** START OF Data excerpts **

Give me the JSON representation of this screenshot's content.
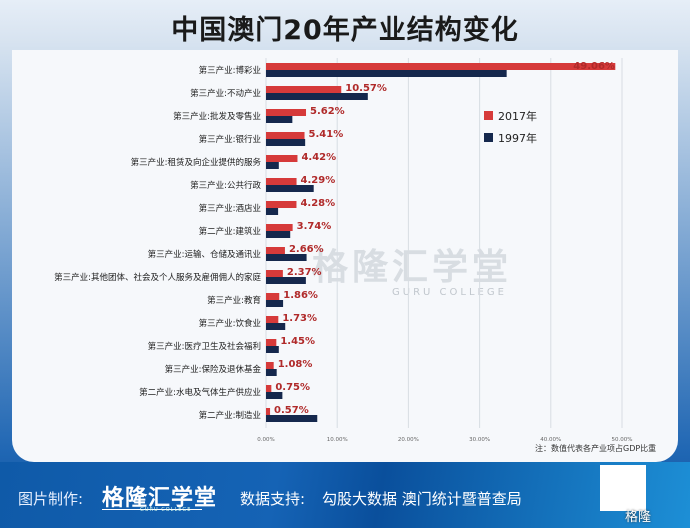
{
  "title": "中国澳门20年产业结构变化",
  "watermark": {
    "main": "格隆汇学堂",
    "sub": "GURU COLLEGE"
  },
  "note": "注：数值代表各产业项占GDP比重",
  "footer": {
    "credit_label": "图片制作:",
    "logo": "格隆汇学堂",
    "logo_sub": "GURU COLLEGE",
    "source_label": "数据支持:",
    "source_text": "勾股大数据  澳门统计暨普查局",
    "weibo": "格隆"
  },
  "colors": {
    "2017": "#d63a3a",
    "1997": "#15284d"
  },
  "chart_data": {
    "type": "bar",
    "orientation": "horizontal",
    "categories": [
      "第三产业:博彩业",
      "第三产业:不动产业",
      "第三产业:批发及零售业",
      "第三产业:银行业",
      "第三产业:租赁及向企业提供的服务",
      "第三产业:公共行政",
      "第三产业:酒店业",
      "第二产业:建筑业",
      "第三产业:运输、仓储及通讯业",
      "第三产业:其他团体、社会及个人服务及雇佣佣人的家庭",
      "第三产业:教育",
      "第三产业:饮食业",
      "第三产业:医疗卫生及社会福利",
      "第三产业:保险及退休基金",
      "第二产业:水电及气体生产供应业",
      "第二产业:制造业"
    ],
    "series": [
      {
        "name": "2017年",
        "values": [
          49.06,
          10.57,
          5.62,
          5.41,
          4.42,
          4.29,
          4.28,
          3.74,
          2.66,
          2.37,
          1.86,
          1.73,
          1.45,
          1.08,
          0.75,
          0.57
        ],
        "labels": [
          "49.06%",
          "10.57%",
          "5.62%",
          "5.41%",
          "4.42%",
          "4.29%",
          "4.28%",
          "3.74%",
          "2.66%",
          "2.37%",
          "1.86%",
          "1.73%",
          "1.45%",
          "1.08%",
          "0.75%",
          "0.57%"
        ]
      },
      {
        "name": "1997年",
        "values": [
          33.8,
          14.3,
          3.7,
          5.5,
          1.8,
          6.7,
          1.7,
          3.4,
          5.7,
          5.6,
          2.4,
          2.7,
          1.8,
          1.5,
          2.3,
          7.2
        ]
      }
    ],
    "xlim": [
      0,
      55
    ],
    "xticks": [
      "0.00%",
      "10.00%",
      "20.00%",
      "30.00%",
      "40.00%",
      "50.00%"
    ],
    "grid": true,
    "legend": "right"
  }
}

** END OF Data excerpts **

● Your goal:
Gather every line from the listing above in which the word "GURU" appears.

● Exercise answer:
    "sub": "GURU COLLEGE"
    "logo_sub": "GURU COLLEGE",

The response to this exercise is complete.